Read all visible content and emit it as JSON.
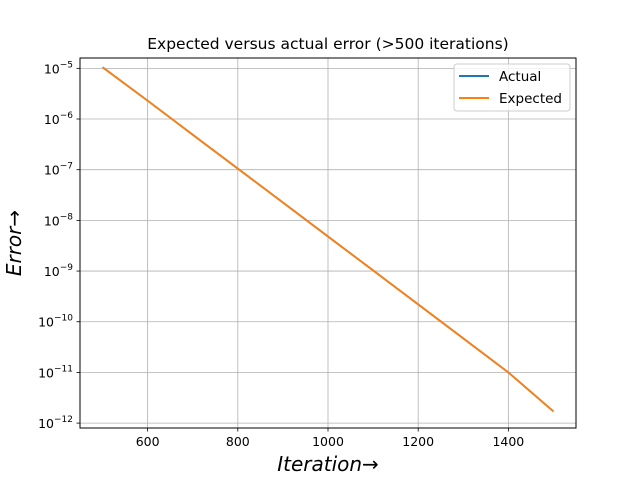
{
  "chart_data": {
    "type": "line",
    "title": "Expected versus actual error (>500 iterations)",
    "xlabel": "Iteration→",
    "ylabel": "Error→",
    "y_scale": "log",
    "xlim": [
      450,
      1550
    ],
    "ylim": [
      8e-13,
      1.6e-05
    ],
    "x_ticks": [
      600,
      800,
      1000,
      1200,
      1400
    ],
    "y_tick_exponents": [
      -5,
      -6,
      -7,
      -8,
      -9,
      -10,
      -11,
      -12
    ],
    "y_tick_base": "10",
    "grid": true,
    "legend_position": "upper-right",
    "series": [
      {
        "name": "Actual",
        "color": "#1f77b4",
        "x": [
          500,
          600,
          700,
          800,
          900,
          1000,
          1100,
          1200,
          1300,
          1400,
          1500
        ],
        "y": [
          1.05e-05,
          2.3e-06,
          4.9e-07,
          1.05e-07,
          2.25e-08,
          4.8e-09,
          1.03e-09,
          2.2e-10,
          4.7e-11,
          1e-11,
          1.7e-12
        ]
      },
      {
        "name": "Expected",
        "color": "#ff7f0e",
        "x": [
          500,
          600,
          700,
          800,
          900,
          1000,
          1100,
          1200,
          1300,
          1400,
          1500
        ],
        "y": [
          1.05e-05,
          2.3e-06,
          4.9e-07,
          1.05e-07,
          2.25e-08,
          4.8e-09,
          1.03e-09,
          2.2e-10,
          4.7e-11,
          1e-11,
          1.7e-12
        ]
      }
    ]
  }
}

==

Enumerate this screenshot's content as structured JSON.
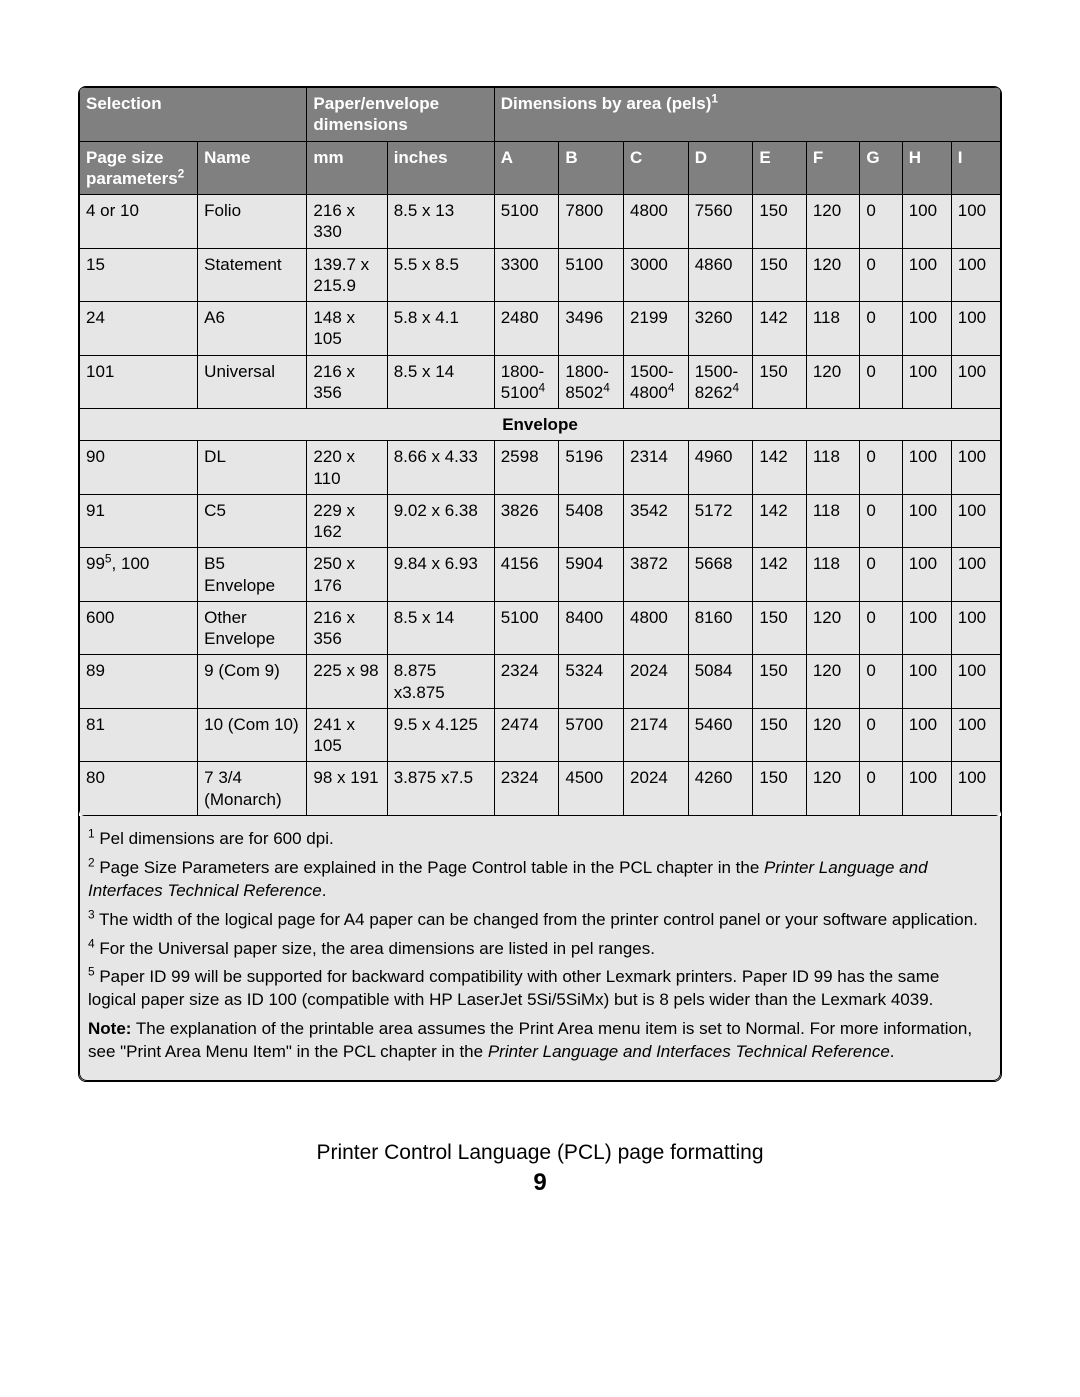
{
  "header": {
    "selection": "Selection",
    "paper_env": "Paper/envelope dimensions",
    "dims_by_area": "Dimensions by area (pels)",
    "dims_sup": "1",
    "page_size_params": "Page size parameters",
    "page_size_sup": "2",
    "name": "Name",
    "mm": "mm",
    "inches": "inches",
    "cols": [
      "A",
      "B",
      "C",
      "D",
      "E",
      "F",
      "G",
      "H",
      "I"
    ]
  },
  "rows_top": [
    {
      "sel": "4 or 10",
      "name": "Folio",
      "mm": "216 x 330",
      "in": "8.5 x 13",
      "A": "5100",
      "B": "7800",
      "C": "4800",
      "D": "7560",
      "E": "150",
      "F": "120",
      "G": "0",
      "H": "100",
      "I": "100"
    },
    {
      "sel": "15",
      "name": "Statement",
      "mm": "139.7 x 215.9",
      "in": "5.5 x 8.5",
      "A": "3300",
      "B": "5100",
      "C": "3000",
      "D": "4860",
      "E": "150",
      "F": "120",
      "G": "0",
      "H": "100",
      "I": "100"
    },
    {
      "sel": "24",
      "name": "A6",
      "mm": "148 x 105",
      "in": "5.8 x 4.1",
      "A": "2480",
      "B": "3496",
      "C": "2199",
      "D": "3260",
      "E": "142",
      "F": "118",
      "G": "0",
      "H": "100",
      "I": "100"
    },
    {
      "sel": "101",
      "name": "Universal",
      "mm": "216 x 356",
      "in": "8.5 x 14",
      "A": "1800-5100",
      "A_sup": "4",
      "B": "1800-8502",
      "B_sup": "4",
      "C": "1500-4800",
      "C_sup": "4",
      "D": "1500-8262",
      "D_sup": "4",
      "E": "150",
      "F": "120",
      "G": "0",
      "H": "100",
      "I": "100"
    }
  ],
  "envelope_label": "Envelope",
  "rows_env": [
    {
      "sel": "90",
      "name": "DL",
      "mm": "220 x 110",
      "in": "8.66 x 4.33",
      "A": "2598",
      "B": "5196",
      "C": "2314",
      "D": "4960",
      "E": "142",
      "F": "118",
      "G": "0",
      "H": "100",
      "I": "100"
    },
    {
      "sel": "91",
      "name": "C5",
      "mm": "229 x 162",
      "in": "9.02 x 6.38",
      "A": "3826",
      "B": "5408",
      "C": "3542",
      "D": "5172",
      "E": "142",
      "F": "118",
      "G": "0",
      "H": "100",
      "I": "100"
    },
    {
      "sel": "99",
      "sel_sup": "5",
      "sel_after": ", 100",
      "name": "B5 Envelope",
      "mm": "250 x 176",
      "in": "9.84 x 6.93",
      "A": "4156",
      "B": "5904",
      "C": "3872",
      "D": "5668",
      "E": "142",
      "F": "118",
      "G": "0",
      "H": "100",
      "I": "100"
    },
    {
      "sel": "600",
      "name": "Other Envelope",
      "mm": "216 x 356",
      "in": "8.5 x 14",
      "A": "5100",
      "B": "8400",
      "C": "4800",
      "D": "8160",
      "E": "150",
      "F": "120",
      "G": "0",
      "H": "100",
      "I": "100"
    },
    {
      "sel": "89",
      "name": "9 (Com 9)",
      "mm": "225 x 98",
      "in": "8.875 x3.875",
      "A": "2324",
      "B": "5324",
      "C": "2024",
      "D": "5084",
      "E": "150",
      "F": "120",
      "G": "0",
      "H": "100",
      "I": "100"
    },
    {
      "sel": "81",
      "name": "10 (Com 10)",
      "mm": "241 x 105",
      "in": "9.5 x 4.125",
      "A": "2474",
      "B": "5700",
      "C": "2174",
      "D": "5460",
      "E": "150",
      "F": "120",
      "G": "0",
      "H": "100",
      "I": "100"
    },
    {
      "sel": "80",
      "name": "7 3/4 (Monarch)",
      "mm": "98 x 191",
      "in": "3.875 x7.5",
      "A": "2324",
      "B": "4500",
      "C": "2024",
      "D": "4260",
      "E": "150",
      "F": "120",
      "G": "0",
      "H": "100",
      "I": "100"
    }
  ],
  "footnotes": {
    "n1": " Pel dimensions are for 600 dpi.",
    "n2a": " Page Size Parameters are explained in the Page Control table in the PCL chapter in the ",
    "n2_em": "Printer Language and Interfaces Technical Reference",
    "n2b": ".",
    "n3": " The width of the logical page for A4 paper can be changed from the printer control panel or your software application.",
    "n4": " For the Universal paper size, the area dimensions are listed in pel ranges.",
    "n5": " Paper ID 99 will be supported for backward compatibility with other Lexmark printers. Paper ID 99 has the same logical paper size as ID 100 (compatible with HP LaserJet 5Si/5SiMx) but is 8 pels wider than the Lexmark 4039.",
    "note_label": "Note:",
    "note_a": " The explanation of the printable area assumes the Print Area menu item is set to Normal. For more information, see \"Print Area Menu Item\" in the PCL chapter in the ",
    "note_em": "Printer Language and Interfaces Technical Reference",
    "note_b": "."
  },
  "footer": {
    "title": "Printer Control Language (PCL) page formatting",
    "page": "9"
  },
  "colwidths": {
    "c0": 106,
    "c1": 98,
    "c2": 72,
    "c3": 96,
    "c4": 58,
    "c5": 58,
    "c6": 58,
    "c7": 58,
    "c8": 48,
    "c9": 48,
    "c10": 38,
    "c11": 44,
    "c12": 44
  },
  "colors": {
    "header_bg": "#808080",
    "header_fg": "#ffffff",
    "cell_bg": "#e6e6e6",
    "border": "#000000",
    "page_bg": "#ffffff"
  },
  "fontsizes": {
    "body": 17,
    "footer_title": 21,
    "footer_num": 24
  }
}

**Exercise task**:
Look through the material above. Copy each line where the word "Language" appears.

**The solution**:
    "n2_em": "Printer Language and Interfaces Technical Reference",
    "note_em": "Printer Language and Interfaces Technical Reference",
    "title": "Printer Control Language (PCL) page formatting",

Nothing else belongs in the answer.